::: Text segment :::
TLC Lustre Repository Browser - lctl-nodemap-set-sepol.8

Viewing: lctl-nodemap-set-sepol.8

.TH LCTL-NODEMAP_SET_SEPOL 8 2024-08-14 Lustre "Lustre Configuration Utilities"
.SH NAME
lctl-nodemap_set_sepol \- set SELinux policy info on a nodemap
.SH SYNOPSIS
.SY "lctl nodemap_set_sepol"
or
.SY "lctl nodemap set_sepol"
.BI --name " NODEMAP"
.BI --sepol " POLICY"
.YS
.SH DESCRIPTION
.B nodemap_set_sepol
adds SELinux policy info as described by
.I POLICY
to the specified
.IR NODEMAP .
The
.I POLICY
string describing the SELinux policy has the following syntax:
.EX
.IR MODE : NAME : VERSION : HASH
where:
.RS 4
.TP 9
.RI - MODE
is a digit telling if SELinux is in Permissive mode (0) or Enforcing mode (1)
.TP
.RI - NAME
is the name of the SELinux policy
.TP
.RI - VERSION
is the version of the SELinux policy
.TP
.RI - HASH
is the computed hash of the binary representation of the policy, as exported in
.RI /etc/selinux/ NAME /policy/policy. VERSION
.RE
.EE
.P
The reference
.I POLICY
string can be obtained on a client node known to enforce
the right SELinux policy, by calling the l_getsepol command line utility.
.P
Clients belonging to
.I NODEMAP
must enforce the SELinux policy described by
.IR POLICY ,
otherwise they are denied access to the Lustre file system.
.SH OPTIONS
.TP
.BI --name " NODEMAP"
::: Given entries :::
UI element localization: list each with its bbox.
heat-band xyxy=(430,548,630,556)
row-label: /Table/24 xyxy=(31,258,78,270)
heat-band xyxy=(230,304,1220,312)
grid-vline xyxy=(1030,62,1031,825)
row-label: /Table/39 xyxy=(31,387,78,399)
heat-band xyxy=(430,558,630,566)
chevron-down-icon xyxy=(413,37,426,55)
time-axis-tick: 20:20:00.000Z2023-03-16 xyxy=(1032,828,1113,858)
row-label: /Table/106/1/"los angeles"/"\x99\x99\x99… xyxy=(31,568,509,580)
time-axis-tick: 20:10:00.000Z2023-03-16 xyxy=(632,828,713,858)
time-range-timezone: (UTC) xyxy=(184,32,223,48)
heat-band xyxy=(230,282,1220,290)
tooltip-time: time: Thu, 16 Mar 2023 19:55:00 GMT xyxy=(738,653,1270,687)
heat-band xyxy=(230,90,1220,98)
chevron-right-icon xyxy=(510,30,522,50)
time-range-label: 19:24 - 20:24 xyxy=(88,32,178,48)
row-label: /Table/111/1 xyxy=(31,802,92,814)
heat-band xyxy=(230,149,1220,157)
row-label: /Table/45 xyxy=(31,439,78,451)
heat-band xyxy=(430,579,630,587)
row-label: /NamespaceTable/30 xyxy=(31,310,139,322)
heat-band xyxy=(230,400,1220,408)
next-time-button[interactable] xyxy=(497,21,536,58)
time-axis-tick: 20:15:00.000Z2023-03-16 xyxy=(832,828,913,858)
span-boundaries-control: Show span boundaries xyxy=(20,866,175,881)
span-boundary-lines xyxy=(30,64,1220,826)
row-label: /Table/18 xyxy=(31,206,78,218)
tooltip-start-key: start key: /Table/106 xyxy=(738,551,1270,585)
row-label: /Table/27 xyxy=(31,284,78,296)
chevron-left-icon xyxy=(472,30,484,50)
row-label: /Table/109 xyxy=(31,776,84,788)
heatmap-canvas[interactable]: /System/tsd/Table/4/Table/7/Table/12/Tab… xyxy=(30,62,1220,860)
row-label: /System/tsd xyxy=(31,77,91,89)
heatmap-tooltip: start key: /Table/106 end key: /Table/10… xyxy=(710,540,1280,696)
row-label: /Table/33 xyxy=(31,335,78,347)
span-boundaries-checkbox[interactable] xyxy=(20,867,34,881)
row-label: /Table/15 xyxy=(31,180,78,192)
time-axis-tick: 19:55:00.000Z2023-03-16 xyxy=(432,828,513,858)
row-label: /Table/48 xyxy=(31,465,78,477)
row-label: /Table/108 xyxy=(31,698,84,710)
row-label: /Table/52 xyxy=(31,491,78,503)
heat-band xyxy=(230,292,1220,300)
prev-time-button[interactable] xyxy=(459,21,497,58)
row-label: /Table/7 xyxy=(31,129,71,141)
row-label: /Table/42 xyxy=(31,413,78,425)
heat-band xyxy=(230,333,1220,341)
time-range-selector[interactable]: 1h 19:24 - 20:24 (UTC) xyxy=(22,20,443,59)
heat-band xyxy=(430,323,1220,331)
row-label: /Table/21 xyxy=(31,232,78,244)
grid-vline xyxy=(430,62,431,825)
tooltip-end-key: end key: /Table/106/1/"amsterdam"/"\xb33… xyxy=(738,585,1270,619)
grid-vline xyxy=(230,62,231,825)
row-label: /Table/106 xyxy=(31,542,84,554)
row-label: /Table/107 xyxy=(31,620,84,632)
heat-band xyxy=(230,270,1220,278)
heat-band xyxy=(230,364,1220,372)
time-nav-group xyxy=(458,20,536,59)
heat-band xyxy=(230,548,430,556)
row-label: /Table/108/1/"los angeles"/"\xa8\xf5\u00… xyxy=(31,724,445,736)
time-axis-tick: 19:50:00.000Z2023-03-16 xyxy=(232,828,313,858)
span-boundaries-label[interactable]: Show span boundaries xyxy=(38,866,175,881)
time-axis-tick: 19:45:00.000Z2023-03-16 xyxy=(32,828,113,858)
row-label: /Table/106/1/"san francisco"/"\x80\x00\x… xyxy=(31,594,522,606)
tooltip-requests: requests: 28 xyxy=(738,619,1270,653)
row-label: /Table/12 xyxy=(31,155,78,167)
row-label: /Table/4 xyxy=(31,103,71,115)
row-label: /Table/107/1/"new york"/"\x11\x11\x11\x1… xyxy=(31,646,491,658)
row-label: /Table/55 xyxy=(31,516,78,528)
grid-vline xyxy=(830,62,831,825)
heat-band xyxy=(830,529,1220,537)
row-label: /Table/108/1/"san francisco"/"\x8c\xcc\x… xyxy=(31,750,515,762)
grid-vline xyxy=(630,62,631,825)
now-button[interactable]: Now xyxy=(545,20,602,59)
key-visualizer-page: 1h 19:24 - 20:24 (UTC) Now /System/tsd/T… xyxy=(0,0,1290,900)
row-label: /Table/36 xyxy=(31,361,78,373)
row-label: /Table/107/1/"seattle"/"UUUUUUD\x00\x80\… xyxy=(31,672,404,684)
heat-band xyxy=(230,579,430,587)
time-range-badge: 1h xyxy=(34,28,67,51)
:::
▸ **Exercise set**:
1. In the lctl-nodemap-set-sepol man page, which command line utility gives the reference POLICY string?
2. Can you restate the paragraph in the lctl-nodemap-set-sepol man page that begins "The reference POLICY string" more briefly?
3. Continue the lctl-nodemap-set-sepol man page from where it stops.

▸ **Answer set**:
1. The l_getsepol utility.

2. Run l_getsepol on a client node known to enforce the right SELinux policy to get the reference POLICY string.

3.
The name of the nodemap that this SELinux policy info should be associated with.
.TP
.BI --sepol " POLICY"
is the string describing the SELinux policy that clients must enforce.
It has to conform to the syntax described above.
.SH EXAMPLES
.EX
.B # lctl nodemap_set_sepol --name restricted --sepol \
'1:mls:31:40afb76d077c441b69af58cccaaa2ca63641ed6e21b0a887dc21a684f508b78f'
.B # lctl nodemap_set_sepol --name admins --sepol ''
.EE
.SH AVAILABILITY
.B lctl nodemap_set_sepol
is part of the
.BR lustre (7)
filesystem package since release 2.13.0
.\" Added in commit v2_12_50-89-g1f6cb3534e
.SH SEE ALSO
.BR lustre (7),
.BR lctl-nodemap-activate (8),
.BR lctl-nodemap-add-idmap (8),
.BR lctl-nodemap-add-range (8),
.BR lctl-nodemap-del (8),
.BR lctl-nodemap-del-idmap (8),
.BR lctl-nodemap-del-range (8),
.BR lctl-nodemap-modify (8)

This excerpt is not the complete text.